- [Exercise directions] Omit every picture and write out the rest of the records exactly.

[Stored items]

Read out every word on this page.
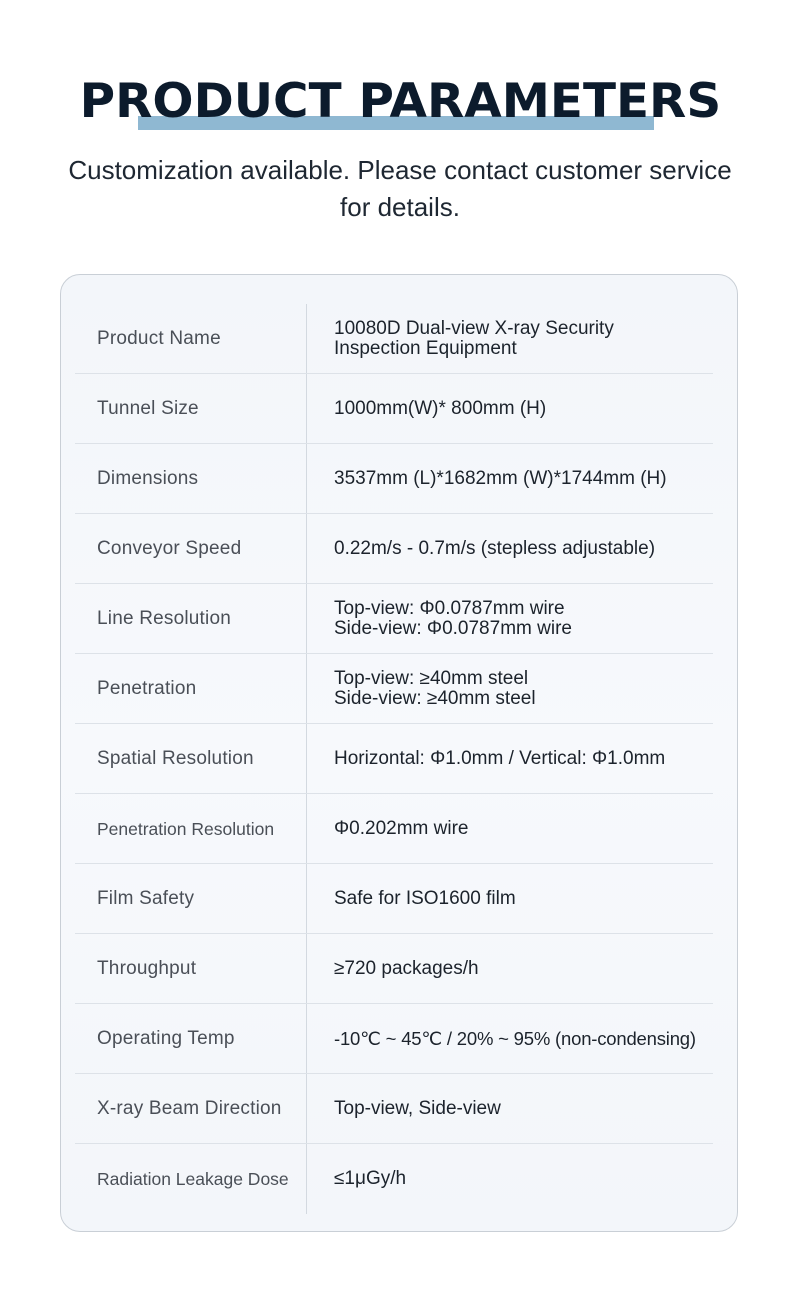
PRODUCT PARAMETERS

Customization available. Please contact customer service for details.

Product Name	10080D Dual-view X-ray Security
Inspection Equipment
Tunnel Size	1000mm(W)* 800mm (H)
Dimensions	3537mm (L)*1682mm (W)*1744mm (H)
Conveyor Speed	0.22m/s - 0.7m/s (stepless adjustable)
Line Resolution	Top-view: Φ0.0787mm wire
Side-view: Φ0.0787mm wire
Penetration	Top-view: ≥40mm steel
Side-view: ≥40mm steel
Spatial Resolution	Horizontal: Φ1.0mm / Vertical: Φ1.0mm
Penetration Resolution	Φ0.202mm wire
Film Safety	Safe for ISO1600 film
Throughput	≥720 packages/h
Operating Temp	-10℃ ~ 45℃ / 20% ~ 95% (non-condensing)
X-ray Beam Direction	Top-view, Side-view
Radiation Leakage Dose	≤1μGy/h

- [Right answer]
Read out every word on this page.
PRODUCT PARAMETERS

Customization available. Please contact customer service for details.

Product Name	10080D Dual-view X-ray Security
Inspection Equipment
Tunnel Size	1000mm(W)* 800mm (H)
Dimensions	3537mm (L)*1682mm (W)*1744mm (H)
Conveyor Speed	0.22m/s - 0.7m/s (stepless adjustable)
Line Resolution	Top-view: Φ0.0787mm wire
Side-view: Φ0.0787mm wire
Penetration	Top-view: ≥40mm steel
Side-view: ≥40mm steel
Spatial Resolution	Horizontal: Φ1.0mm / Vertical: Φ1.0mm
Penetration Resolution	Φ0.202mm wire
Film Safety	Safe for ISO1600 film
Throughput	≥720 packages/h
Operating Temp	-10℃ ~ 45℃ / 20% ~ 95% (non-condensing)
X-ray Beam Direction	Top-view, Side-view
Radiation Leakage Dose	≤1μGy/h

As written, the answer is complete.